Exercise description :: Return the full material exactly.

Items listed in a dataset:
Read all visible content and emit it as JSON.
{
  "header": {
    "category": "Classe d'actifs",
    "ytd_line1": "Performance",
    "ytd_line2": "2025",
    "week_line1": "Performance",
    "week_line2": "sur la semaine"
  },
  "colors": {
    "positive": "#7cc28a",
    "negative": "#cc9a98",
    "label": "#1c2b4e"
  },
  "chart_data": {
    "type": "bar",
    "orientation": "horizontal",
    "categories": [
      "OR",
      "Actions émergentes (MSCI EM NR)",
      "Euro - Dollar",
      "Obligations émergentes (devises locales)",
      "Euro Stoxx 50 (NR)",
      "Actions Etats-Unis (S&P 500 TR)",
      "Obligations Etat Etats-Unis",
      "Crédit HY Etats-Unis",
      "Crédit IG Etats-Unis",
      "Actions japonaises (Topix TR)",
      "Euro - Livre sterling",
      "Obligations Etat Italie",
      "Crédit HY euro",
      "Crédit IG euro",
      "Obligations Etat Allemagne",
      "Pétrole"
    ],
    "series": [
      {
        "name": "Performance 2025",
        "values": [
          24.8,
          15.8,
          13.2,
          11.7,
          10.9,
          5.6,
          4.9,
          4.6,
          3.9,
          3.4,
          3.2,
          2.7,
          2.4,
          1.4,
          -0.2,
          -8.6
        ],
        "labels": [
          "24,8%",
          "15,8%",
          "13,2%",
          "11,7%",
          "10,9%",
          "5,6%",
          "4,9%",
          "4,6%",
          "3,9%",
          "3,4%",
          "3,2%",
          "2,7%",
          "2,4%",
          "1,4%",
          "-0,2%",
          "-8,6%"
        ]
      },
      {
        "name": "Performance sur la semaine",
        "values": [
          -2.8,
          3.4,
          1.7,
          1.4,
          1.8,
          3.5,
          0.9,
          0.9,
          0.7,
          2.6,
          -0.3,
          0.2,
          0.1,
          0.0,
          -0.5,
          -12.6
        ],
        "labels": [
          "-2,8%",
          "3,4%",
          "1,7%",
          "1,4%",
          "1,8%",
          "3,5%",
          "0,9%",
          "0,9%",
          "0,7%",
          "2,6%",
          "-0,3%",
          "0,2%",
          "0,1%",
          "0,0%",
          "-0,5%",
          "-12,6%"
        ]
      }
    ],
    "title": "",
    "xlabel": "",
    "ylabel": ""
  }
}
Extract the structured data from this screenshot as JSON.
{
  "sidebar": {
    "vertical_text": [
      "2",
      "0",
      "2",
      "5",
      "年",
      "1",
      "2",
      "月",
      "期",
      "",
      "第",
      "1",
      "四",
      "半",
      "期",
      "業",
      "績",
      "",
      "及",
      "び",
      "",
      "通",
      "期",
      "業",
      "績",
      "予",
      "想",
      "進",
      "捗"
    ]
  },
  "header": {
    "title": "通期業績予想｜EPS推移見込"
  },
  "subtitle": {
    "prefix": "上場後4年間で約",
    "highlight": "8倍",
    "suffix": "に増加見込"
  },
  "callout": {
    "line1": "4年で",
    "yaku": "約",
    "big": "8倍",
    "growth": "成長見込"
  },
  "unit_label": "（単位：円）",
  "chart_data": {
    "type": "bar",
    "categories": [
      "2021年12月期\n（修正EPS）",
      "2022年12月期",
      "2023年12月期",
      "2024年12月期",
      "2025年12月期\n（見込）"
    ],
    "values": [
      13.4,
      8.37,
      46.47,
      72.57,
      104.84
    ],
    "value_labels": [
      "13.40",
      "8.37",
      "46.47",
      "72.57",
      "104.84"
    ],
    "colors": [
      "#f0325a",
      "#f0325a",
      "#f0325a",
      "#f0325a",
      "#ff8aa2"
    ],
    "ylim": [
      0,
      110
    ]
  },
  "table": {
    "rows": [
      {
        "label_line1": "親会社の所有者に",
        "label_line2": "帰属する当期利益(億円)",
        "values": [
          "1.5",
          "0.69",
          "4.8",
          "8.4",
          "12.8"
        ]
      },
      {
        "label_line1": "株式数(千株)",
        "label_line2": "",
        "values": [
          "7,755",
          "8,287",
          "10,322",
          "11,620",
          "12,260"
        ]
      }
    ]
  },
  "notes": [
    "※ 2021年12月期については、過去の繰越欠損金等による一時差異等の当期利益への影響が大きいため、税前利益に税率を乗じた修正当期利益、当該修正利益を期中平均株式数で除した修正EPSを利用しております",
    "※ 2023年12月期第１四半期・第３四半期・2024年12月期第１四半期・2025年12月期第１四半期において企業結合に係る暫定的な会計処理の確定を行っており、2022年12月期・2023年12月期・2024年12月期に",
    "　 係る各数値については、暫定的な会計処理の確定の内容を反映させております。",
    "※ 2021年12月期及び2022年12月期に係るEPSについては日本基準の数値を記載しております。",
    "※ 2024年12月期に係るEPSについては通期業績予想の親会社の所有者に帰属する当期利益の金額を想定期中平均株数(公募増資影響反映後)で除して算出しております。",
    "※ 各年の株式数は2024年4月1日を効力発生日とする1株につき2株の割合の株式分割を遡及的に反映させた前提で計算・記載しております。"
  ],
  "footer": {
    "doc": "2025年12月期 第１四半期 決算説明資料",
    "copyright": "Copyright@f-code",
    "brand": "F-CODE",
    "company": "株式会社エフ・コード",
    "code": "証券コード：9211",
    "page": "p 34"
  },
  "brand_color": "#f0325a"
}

Response below ::
Read all visible content and emit it as JSON.
{
  "header": {
    "category": "Classe d'actifs",
    "ytd_line1": "Performance",
    "ytd_line2": "2025",
    "week_line1": "Performance",
    "week_line2": "sur la semaine"
  },
  "colors": {
    "positive": "#7cc28a",
    "negative": "#cc9a98",
    "label": "#1c2b4e"
  },
  "chart_data": {
    "type": "bar",
    "orientation": "horizontal",
    "categories": [
      "OR",
      "Actions émergentes (MSCI EM NR)",
      "Euro - Dollar",
      "Obligations émergentes (devises locales)",
      "Euro Stoxx 50 (NR)",
      "Actions Etats-Unis (S&P 500 TR)",
      "Obligations Etat Etats-Unis",
      "Crédit HY Etats-Unis",
      "Crédit IG Etats-Unis",
      "Actions japonaises (Topix TR)",
      "Euro - Livre sterling",
      "Obligations Etat Italie",
      "Crédit HY euro",
      "Crédit IG euro",
      "Obligations Etat Allemagne",
      "Pétrole"
    ],
    "series": [
      {
        "name": "Performance 2025",
        "values": [
          24.8,
          15.8,
          13.2,
          11.7,
          10.9,
          5.6,
          4.9,
          4.6,
          3.9,
          3.4,
          3.2,
          2.7,
          2.4,
          1.4,
          -0.2,
          -8.6
        ],
        "labels": [
          "24,8%",
          "15,8%",
          "13,2%",
          "11,7%",
          "10,9%",
          "5,6%",
          "4,9%",
          "4,6%",
          "3,9%",
          "3,4%",
          "3,2%",
          "2,7%",
          "2,4%",
          "1,4%",
          "-0,2%",
          "-8,6%"
        ]
      },
      {
        "name": "Performance sur la semaine",
        "values": [
          -2.8,
          3.4,
          1.7,
          1.4,
          1.8,
          3.5,
          0.9,
          0.9,
          0.7,
          2.6,
          -0.3,
          0.2,
          0.1,
          0.0,
          -0.5,
          -12.6
        ],
        "labels": [
          "-2,8%",
          "3,4%",
          "1,7%",
          "1,4%",
          "1,8%",
          "3,5%",
          "0,9%",
          "0,9%",
          "0,7%",
          "2,6%",
          "-0,3%",
          "0,2%",
          "0,1%",
          "0,0%",
          "-0,5%",
          "-12,6%"
        ]
      }
    ],
    "title": "",
    "xlabel": "",
    "ylabel": ""
  }
}
Extract the structured data from this screenshot as JSON.
{
  "sidebar": {
    "vertical_text": [
      "2",
      "0",
      "2",
      "5",
      "年",
      "1",
      "2",
      "月",
      "期",
      "",
      "第",
      "1",
      "四",
      "半",
      "期",
      "業",
      "績",
      "",
      "及",
      "び",
      "",
      "通",
      "期",
      "業",
      "績",
      "予",
      "想",
      "進",
      "捗"
    ]
  },
  "header": {
    "title": "通期業績予想｜EPS推移見込"
  },
  "subtitle": {
    "prefix": "上場後4年間で約",
    "highlight": "8倍",
    "suffix": "に増加見込"
  },
  "callout": {
    "line1": "4年で",
    "yaku": "約",
    "big": "8倍",
    "growth": "成長見込"
  },
  "unit_label": "（単位：円）",
  "chart_data": {
    "type": "bar",
    "categories": [
      "2021年12月期\n（修正EPS）",
      "2022年12月期",
      "2023年12月期",
      "2024年12月期",
      "2025年12月期\n（見込）"
    ],
    "values": [
      13.4,
      8.37,
      46.47,
      72.57,
      104.84
    ],
    "value_labels": [
      "13.40",
      "8.37",
      "46.47",
      "72.57",
      "104.84"
    ],
    "colors": [
      "#f0325a",
      "#f0325a",
      "#f0325a",
      "#f0325a",
      "#ff8aa2"
    ],
    "ylim": [
      0,
      110
    ]
  },
  "table": {
    "rows": [
      {
        "label_line1": "親会社の所有者に",
        "label_line2": "帰属する当期利益(億円)",
        "values": [
          "1.5",
          "0.69",
          "4.8",
          "8.4",
          "12.8"
        ]
      },
      {
        "label_line1": "株式数(千株)",
        "label_line2": "",
        "values": [
          "7,755",
          "8,287",
          "10,322",
          "11,620",
          "12,260"
        ]
      }
    ]
  },
  "notes": [
    "※ 2021年12月期については、過去の繰越欠損金等による一時差異等の当期利益への影響が大きいため、税前利益に税率を乗じた修正当期利益、当該修正利益を期中平均株式数で除した修正EPSを利用しております",
    "※ 2023年12月期第１四半期・第３四半期・2024年12月期第１四半期・2025年12月期第１四半期において企業結合に係る暫定的な会計処理の確定を行っており、2022年12月期・2023年12月期・2024年12月期に",
    "　 係る各数値については、暫定的な会計処理の確定の内容を反映させております。",
    "※ 2021年12月期及び2022年12月期に係るEPSについては日本基準の数値を記載しております。",
    "※ 2024年12月期に係るEPSについては通期業績予想の親会社の所有者に帰属する当期利益の金額を想定期中平均株数(公募増資影響反映後)で除して算出しております。",
    "※ 各年の株式数は2024年4月1日を効力発生日とする1株につき2株の割合の株式分割を遡及的に反映させた前提で計算・記載しております。"
  ],
  "footer": {
    "doc": "2025年12月期 第１四半期 決算説明資料",
    "copyright": "Copyright@f-code",
    "brand": "F-CODE",
    "company": "株式会社エフ・コード",
    "code": "証券コード：9211",
    "page": "p 34"
  },
  "brand_color": "#f0325a"
}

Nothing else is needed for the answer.